WHAT THE TASK ASKS →
What lines of the data include the string "Oulu"? Copy them all.

RAW RECORDS →
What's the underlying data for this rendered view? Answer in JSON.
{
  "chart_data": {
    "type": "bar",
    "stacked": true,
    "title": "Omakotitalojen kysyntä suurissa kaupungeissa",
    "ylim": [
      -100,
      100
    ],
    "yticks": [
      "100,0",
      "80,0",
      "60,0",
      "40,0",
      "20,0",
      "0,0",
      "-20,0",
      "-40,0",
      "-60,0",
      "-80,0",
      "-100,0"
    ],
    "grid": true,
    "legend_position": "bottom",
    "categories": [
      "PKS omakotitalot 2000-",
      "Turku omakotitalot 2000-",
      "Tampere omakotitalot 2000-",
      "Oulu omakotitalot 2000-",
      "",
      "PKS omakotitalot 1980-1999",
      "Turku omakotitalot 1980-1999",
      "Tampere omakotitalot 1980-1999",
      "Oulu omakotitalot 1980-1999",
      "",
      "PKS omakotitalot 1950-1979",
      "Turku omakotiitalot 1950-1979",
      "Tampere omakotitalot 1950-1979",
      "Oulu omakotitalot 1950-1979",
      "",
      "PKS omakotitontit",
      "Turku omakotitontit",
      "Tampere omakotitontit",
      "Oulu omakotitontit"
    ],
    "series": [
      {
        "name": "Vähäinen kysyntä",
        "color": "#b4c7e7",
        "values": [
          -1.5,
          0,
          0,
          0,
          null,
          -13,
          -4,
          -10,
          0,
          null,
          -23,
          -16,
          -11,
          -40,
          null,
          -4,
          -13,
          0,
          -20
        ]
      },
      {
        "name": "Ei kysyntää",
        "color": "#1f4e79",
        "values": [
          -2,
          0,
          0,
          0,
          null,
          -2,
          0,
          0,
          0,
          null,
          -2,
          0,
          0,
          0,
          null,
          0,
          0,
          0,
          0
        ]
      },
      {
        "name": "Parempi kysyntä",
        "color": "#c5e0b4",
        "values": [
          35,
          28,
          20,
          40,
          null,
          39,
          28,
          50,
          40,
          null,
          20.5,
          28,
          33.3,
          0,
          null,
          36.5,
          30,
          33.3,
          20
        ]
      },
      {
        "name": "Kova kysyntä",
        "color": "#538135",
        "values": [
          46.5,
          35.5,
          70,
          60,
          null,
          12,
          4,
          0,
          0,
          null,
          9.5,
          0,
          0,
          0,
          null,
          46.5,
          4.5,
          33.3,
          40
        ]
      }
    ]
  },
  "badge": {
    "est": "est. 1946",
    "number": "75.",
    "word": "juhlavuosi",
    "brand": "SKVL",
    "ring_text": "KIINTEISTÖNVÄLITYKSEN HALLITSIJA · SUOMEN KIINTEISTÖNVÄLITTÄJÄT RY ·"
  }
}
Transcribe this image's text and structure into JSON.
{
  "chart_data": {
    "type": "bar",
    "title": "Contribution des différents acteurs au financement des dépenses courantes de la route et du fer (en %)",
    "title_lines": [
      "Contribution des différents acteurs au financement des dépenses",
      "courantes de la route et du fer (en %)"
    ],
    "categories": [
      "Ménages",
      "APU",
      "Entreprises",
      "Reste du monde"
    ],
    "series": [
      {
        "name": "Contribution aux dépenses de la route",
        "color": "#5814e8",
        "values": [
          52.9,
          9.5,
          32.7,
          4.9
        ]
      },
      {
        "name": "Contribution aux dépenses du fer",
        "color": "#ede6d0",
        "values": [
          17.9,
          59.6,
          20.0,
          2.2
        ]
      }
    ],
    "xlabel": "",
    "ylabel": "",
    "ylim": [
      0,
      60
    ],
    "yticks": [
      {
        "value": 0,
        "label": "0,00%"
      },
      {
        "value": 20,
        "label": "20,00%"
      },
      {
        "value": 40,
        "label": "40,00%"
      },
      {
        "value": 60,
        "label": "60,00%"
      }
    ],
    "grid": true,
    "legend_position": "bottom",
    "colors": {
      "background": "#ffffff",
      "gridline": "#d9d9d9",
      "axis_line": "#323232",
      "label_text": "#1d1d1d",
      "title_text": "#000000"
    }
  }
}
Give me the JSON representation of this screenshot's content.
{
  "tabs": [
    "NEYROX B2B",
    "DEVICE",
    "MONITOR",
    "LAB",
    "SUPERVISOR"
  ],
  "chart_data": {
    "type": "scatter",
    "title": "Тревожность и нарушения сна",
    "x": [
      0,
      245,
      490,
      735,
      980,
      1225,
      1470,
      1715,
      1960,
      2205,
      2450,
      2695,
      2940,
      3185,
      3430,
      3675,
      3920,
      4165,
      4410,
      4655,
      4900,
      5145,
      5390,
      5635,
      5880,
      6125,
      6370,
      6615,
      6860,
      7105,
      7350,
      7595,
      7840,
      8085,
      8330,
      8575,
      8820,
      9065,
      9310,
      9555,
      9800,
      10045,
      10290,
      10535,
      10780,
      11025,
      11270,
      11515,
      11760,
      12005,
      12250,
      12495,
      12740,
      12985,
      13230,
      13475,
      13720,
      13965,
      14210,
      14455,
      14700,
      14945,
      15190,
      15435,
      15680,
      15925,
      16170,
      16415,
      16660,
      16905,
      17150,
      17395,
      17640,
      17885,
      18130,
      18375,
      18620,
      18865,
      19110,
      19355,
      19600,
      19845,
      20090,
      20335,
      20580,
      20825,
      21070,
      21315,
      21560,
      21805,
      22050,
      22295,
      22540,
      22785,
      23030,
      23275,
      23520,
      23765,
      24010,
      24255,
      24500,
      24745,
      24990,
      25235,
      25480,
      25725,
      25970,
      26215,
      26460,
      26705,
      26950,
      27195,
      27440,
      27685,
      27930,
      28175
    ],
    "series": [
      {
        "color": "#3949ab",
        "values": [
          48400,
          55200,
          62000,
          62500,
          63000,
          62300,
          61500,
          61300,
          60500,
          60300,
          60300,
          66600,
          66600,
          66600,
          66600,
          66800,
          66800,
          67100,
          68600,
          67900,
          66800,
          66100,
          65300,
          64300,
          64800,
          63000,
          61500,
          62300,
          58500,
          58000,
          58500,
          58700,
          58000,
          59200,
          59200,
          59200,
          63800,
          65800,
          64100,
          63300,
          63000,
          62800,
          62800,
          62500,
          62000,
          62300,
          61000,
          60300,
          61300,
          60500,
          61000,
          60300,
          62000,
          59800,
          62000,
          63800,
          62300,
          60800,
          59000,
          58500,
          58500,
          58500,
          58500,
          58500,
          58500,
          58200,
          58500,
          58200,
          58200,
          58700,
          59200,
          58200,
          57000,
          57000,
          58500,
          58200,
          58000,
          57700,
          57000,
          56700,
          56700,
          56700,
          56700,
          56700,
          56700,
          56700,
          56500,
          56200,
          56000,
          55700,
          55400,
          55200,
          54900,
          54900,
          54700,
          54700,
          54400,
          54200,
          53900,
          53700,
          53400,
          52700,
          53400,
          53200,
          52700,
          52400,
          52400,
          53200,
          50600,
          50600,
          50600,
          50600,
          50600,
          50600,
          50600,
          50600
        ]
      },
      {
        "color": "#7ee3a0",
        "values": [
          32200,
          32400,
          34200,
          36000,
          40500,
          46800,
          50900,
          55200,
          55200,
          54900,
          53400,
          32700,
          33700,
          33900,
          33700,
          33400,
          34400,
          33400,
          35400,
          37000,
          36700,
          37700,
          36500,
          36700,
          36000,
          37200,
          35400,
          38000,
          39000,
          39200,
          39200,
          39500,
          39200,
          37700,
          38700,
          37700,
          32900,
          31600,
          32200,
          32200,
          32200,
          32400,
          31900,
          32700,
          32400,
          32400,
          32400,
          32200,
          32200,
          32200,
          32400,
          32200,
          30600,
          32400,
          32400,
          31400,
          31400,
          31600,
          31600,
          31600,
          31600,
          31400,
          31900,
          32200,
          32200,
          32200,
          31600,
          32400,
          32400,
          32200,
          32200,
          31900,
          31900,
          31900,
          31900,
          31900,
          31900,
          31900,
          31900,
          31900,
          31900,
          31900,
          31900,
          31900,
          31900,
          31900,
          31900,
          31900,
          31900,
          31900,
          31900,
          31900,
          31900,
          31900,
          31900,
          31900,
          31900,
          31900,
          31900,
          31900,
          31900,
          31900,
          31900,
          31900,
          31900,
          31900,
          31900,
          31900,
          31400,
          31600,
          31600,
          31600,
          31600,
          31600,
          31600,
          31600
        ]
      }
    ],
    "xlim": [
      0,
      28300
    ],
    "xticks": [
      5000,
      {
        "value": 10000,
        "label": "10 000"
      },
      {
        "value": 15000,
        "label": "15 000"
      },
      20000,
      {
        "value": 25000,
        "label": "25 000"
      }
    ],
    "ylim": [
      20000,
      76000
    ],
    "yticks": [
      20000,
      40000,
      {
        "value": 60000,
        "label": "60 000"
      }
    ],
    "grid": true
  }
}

ANSWER TO THIS PROBLEM →
      "Oulu omakotitalot 2000-",
      "Oulu omakotitalot 1980-1999",
      "Oulu omakotitalot 1950-1979",
      "Oulu omakotitontit"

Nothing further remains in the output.